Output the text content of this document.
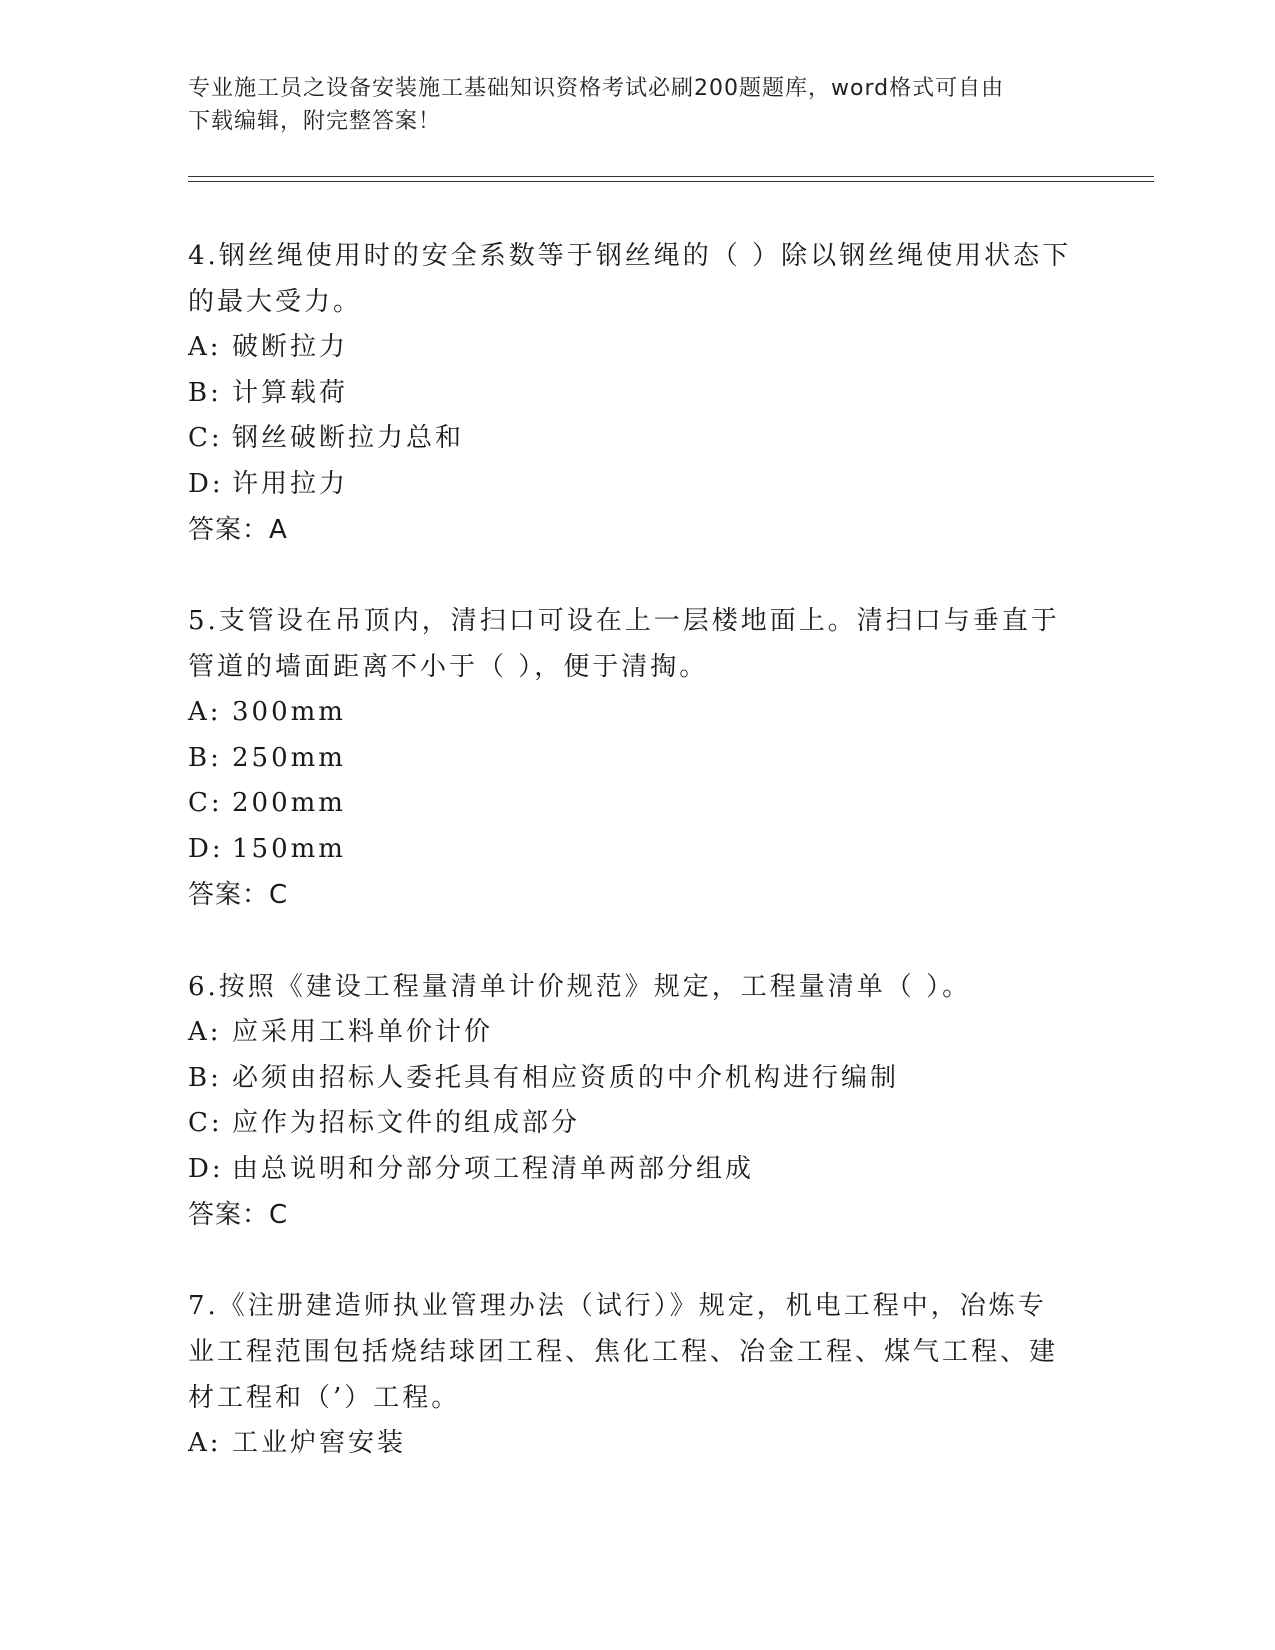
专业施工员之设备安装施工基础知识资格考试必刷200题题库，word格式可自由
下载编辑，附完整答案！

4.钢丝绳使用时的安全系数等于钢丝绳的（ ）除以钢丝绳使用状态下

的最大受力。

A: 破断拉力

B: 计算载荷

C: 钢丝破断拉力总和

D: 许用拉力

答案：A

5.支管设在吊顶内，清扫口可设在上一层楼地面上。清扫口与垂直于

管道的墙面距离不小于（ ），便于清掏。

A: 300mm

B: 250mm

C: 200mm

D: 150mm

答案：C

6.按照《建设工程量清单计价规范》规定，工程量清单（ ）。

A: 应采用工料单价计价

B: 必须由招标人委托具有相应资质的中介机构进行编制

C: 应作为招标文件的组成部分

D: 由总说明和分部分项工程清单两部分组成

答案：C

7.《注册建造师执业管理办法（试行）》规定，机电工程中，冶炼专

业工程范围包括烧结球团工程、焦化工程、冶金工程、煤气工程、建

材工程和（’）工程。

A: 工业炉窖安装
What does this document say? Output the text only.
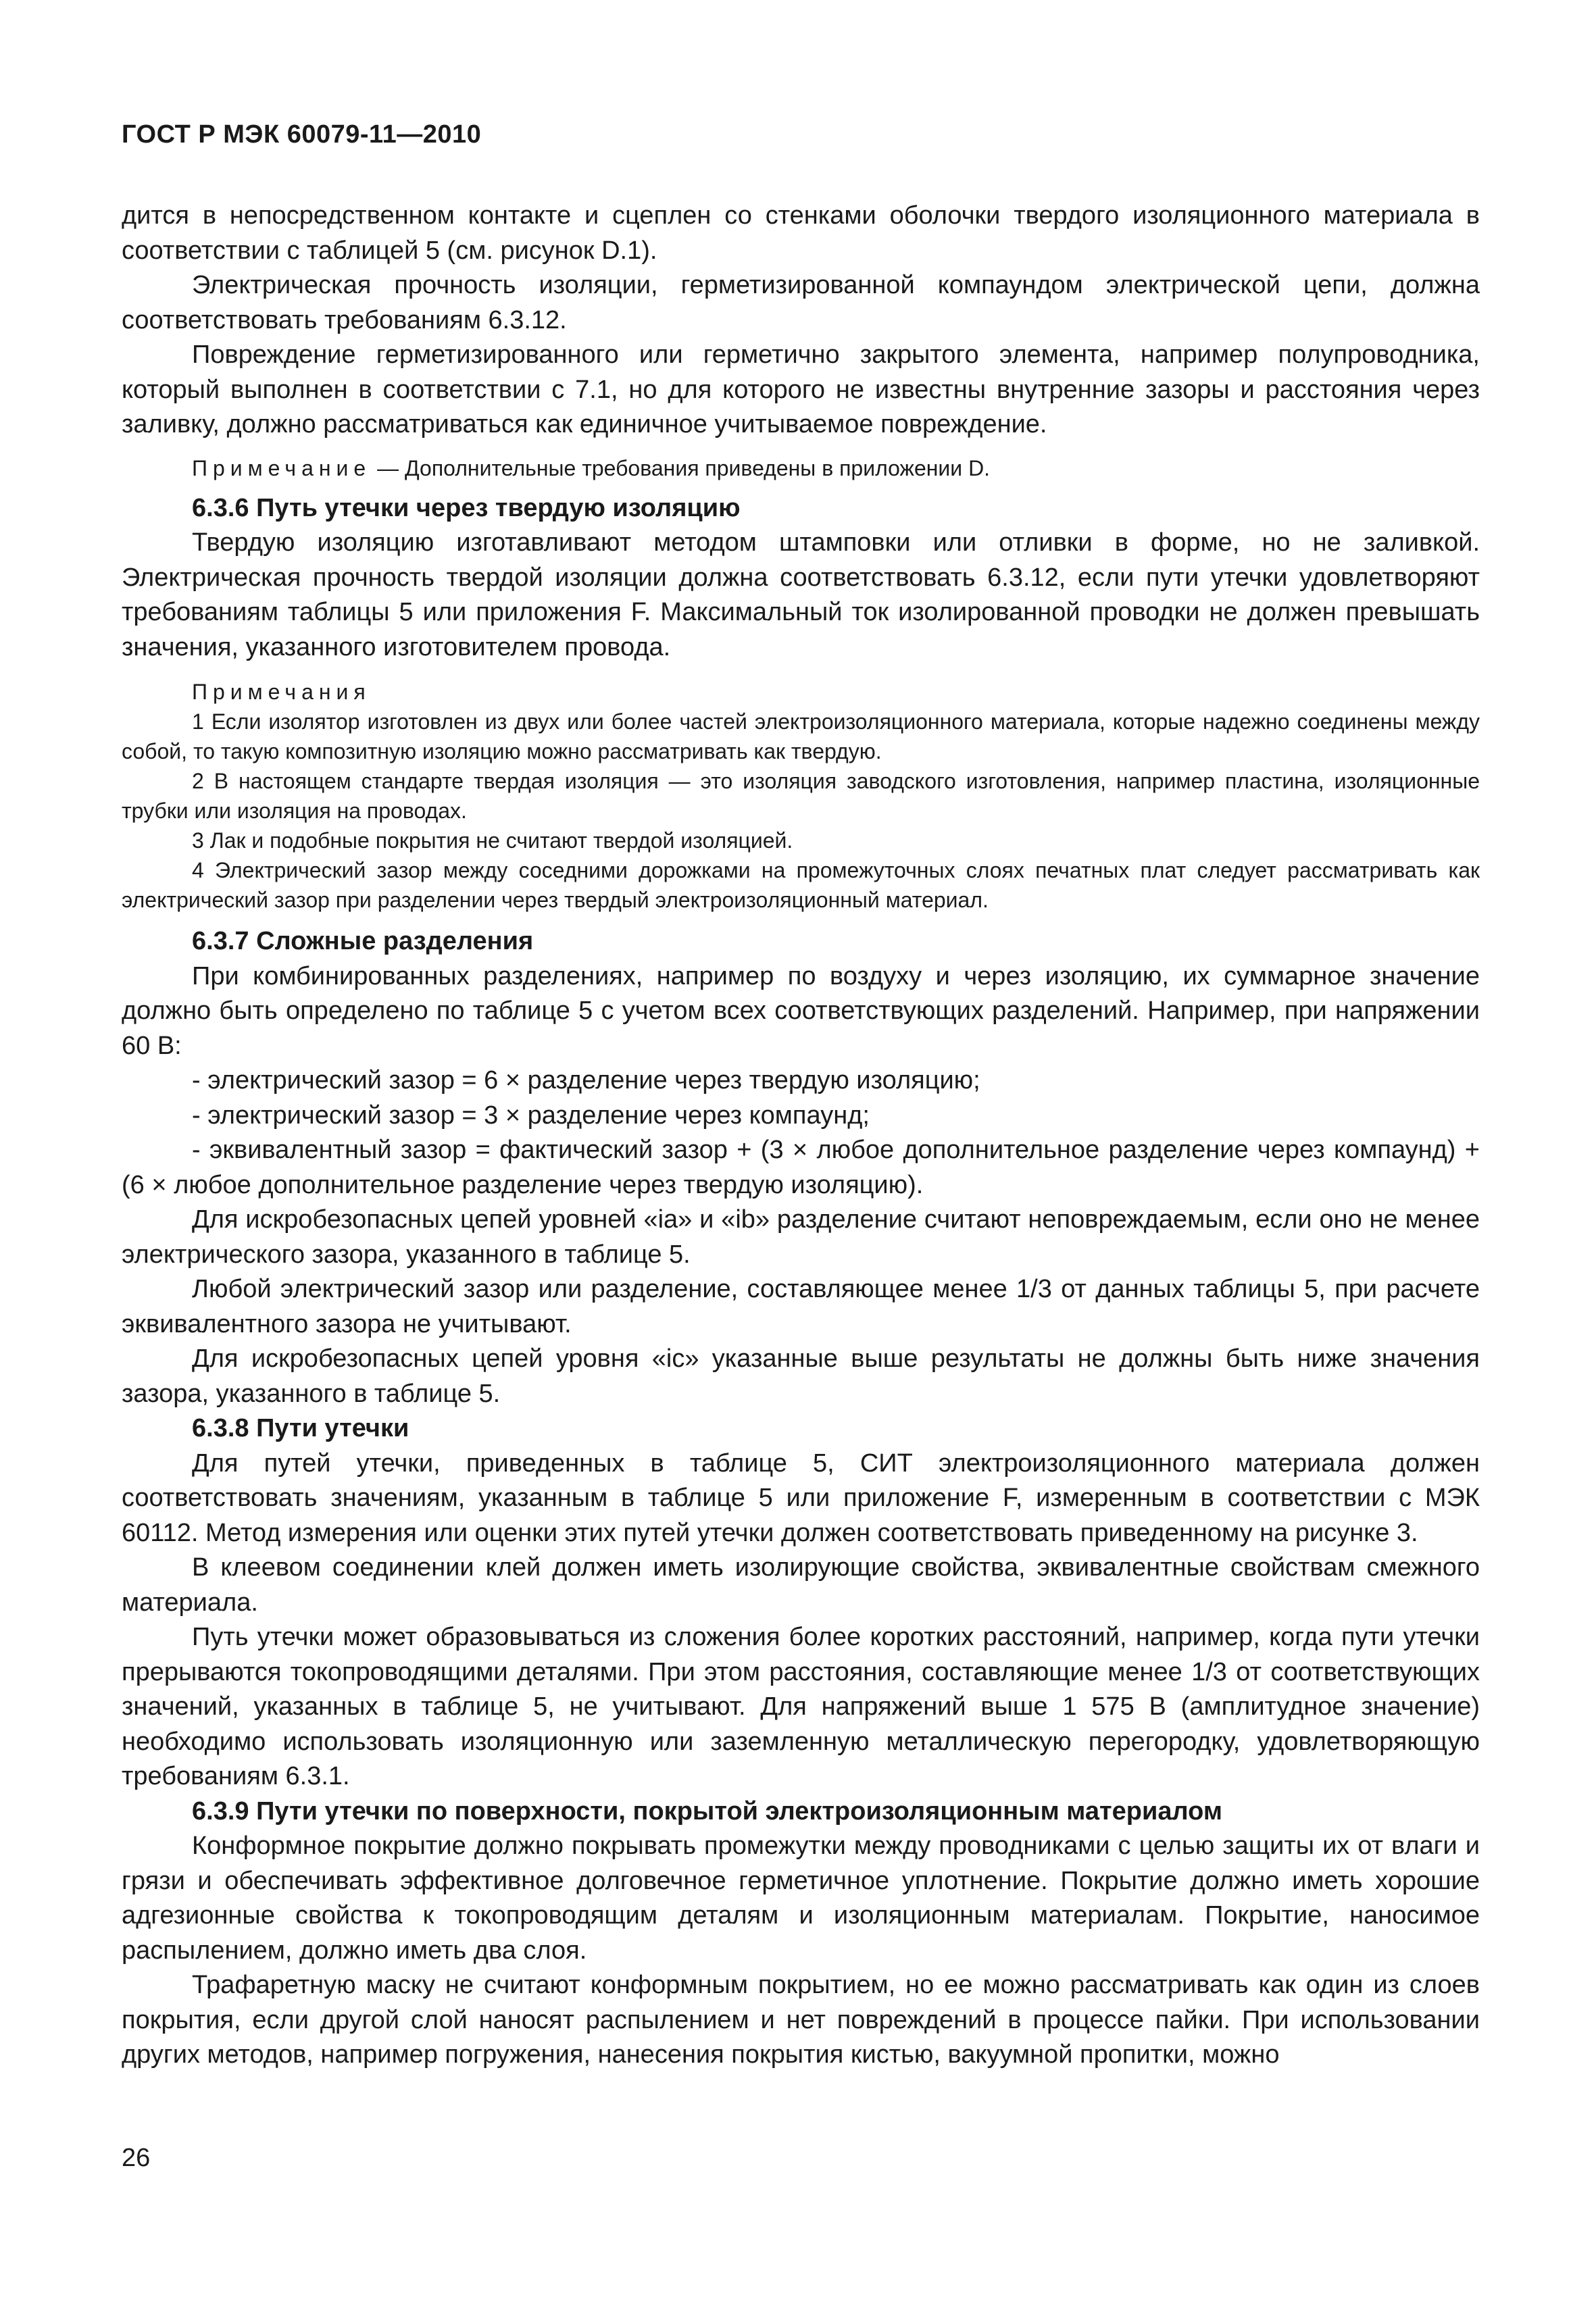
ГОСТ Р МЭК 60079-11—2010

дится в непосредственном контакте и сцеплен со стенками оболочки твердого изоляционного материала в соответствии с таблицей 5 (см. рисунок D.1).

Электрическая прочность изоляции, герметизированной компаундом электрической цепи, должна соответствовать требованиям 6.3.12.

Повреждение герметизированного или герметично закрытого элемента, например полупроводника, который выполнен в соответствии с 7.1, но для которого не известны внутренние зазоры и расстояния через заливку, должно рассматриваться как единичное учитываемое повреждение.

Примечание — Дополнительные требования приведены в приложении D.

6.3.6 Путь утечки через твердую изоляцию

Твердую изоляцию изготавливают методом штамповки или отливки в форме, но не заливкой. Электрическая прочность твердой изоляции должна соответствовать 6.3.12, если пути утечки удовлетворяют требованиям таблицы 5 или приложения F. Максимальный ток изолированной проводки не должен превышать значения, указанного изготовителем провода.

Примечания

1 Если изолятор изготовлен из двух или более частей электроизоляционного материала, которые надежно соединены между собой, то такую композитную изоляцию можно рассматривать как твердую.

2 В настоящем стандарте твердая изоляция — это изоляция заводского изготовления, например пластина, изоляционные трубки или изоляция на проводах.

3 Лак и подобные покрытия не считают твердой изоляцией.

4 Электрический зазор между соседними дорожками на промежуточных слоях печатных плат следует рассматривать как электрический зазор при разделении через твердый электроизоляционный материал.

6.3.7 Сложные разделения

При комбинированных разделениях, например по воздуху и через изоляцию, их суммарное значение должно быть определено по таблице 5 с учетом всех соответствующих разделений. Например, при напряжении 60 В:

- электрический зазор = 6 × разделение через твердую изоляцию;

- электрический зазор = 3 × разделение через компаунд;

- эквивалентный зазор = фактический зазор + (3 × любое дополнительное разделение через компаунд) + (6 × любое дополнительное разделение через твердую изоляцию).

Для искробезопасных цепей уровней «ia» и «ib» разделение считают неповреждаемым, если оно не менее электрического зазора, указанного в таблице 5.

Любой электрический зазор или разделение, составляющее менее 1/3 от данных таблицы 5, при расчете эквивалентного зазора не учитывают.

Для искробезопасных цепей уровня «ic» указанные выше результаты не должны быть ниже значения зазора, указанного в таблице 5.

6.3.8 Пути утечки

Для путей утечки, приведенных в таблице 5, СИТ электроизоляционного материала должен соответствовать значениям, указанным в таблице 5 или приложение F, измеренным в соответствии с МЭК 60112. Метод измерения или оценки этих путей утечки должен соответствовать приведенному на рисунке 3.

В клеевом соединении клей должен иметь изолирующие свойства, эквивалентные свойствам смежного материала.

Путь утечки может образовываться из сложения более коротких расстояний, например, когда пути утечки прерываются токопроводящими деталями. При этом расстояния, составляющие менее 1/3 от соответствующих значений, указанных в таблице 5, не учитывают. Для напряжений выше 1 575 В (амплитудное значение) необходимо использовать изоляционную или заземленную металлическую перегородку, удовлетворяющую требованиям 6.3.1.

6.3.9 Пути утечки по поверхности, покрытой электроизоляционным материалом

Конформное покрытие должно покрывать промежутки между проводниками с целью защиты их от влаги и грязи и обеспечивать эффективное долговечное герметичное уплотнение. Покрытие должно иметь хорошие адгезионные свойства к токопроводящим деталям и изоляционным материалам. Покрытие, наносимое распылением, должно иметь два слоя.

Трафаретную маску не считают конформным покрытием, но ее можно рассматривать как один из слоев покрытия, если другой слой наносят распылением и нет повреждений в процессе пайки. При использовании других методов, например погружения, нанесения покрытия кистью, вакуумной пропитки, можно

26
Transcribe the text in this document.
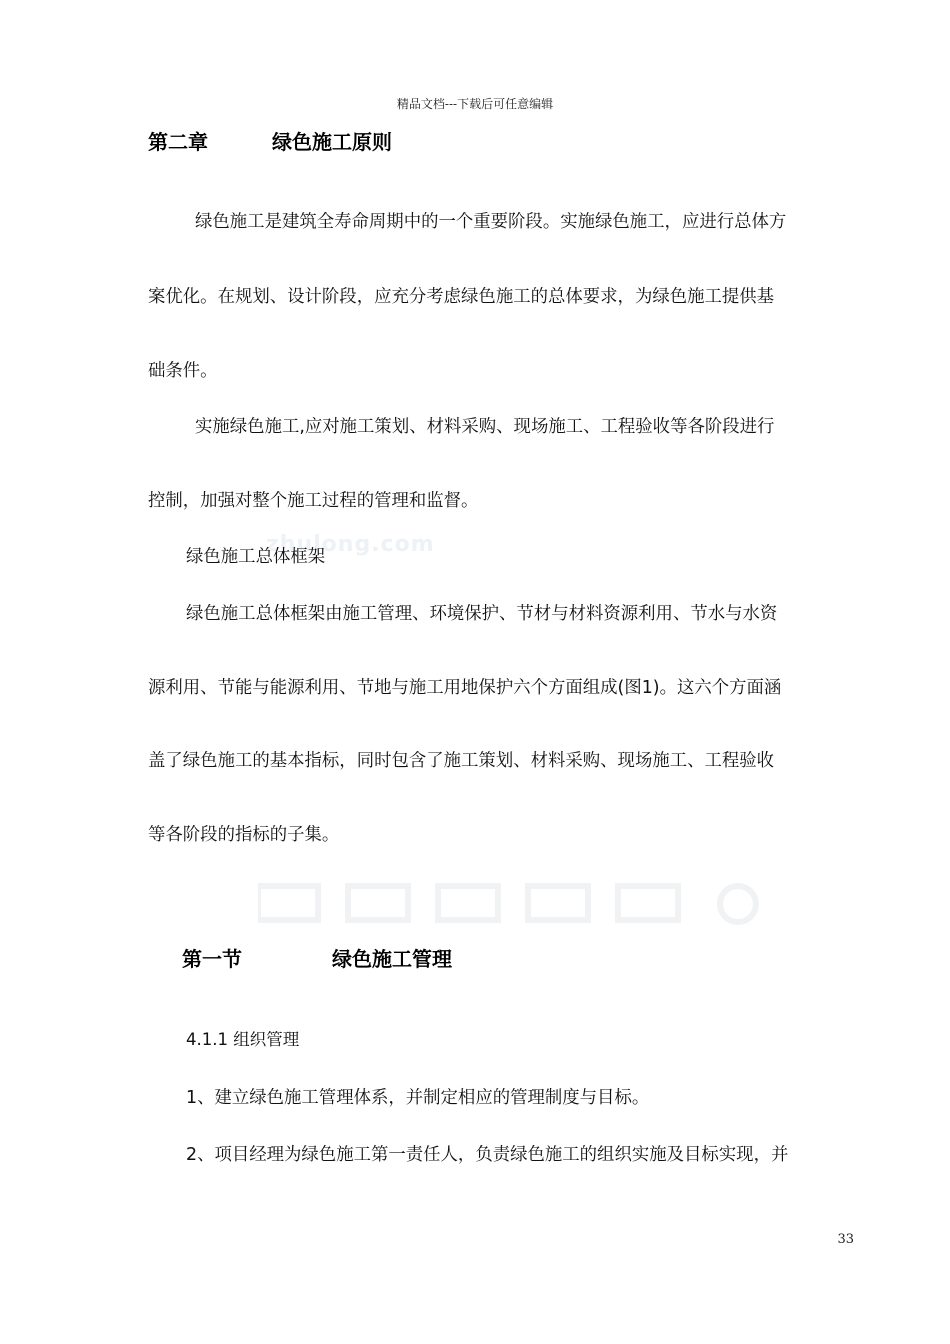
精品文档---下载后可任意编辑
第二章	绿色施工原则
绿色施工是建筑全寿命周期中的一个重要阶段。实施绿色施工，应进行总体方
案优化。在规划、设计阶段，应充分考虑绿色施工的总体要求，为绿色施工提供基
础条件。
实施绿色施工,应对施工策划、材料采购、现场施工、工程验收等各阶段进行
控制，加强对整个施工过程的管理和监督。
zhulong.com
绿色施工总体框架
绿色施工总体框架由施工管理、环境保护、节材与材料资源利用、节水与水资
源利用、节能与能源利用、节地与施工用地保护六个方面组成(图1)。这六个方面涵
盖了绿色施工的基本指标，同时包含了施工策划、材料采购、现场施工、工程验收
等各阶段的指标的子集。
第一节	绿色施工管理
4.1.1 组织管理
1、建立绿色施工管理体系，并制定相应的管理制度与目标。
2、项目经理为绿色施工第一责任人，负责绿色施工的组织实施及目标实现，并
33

Exercise brief: Scan the material above for the string "text" and report each line where you find it.

Answer to this exercise:
Output the text content of this document.
What does this document say? Output the text only.
Transcribe the text in this document.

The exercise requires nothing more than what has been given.